Reply with one number only: the count of lines below that contain the word "Identification".
── MATERIAL SHOWN
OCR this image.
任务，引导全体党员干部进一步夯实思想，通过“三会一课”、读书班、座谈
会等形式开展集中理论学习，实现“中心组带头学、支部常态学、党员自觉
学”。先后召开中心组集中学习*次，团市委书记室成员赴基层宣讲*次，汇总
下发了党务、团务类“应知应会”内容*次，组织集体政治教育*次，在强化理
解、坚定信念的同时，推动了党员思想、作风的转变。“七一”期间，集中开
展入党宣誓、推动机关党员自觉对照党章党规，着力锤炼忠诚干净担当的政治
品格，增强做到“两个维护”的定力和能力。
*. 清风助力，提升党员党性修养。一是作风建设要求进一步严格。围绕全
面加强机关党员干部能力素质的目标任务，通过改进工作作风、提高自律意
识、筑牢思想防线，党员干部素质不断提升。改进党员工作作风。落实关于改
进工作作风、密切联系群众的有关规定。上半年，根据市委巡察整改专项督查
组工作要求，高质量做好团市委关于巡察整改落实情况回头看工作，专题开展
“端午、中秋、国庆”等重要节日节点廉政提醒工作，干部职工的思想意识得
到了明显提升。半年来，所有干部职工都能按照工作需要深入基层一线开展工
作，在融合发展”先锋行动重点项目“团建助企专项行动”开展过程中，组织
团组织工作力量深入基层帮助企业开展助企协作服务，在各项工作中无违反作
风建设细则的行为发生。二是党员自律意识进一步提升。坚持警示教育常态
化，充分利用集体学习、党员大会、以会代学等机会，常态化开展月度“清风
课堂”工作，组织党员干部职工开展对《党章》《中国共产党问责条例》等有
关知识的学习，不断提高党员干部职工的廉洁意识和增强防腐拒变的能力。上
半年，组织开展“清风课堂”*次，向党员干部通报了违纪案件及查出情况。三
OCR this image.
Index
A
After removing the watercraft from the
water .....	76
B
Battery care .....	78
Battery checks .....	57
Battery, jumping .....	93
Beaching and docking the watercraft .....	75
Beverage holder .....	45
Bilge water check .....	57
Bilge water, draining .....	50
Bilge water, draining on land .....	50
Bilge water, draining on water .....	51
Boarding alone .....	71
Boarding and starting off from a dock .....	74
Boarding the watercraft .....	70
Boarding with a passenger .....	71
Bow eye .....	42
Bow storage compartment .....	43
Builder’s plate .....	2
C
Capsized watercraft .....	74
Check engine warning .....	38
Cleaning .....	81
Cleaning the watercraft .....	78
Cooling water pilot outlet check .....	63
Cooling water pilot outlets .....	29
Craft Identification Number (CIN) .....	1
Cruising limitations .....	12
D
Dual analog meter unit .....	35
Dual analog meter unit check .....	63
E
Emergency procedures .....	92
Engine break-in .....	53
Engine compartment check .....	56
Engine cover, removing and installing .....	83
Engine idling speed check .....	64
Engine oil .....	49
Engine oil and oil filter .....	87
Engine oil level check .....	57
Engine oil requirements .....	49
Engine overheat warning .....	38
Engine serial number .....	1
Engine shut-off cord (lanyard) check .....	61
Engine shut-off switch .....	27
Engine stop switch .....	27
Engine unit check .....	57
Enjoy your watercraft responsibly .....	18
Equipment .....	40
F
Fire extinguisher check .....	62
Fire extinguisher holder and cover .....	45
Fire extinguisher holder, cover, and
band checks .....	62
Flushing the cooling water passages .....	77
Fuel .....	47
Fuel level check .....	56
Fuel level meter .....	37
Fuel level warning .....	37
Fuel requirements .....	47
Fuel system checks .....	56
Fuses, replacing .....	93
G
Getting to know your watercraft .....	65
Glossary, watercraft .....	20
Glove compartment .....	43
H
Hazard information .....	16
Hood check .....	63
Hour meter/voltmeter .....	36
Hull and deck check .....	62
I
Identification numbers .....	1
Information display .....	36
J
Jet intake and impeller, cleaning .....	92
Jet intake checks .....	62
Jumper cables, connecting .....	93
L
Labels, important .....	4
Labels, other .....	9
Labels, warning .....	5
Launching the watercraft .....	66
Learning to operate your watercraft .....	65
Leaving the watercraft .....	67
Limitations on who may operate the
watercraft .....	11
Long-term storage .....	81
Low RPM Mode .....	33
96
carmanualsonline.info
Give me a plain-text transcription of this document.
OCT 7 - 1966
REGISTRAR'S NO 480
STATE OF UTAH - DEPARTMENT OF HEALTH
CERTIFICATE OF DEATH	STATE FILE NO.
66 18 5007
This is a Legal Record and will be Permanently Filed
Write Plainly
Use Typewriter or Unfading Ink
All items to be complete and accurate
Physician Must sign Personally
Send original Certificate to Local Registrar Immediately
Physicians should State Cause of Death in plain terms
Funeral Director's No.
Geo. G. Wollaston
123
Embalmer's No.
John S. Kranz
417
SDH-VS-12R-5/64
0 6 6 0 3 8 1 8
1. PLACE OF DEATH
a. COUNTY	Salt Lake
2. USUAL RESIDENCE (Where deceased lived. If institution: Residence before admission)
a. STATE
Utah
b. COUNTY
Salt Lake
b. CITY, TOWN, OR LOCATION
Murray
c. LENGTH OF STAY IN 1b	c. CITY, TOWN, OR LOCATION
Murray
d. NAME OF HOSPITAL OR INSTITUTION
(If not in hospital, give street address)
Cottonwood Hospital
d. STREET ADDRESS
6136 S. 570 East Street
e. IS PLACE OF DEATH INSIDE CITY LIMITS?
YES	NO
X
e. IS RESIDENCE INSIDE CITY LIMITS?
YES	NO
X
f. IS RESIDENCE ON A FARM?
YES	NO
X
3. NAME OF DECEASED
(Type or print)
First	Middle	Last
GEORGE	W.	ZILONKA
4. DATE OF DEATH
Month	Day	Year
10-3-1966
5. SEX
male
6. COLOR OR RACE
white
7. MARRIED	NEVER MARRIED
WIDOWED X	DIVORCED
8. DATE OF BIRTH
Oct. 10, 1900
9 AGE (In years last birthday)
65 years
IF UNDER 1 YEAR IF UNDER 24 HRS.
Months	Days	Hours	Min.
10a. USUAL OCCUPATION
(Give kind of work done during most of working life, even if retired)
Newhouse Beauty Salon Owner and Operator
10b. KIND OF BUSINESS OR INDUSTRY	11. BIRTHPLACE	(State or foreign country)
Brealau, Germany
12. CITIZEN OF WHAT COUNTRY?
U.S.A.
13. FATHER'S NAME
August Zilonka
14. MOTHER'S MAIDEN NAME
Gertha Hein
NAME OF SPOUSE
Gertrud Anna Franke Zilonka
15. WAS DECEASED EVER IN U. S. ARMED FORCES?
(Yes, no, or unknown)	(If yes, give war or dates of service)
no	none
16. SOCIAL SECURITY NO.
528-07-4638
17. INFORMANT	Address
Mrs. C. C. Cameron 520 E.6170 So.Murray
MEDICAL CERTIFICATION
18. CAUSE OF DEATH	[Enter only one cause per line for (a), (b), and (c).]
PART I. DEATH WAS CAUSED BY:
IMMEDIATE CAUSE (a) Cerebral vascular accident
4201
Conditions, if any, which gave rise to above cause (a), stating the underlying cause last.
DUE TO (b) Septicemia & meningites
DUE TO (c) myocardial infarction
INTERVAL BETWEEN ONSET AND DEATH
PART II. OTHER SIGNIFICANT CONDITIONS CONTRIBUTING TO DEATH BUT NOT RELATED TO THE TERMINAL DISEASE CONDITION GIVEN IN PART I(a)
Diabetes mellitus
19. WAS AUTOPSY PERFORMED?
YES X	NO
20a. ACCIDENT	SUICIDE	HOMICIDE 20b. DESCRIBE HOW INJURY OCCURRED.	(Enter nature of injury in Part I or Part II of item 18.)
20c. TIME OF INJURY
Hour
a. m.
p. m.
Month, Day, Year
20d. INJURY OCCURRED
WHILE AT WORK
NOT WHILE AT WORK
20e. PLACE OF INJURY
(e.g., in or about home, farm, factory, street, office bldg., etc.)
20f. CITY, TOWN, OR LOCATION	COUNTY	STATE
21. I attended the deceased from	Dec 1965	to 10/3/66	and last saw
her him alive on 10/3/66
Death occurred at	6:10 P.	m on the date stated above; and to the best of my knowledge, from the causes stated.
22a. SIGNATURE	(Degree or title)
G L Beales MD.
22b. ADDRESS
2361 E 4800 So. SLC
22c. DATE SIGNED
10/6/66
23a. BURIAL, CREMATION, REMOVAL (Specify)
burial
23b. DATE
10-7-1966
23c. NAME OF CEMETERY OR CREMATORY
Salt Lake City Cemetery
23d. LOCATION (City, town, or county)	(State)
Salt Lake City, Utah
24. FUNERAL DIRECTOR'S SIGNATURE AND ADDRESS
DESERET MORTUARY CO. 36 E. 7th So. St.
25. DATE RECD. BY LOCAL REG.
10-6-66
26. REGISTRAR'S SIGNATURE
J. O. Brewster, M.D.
────
## RESULT
2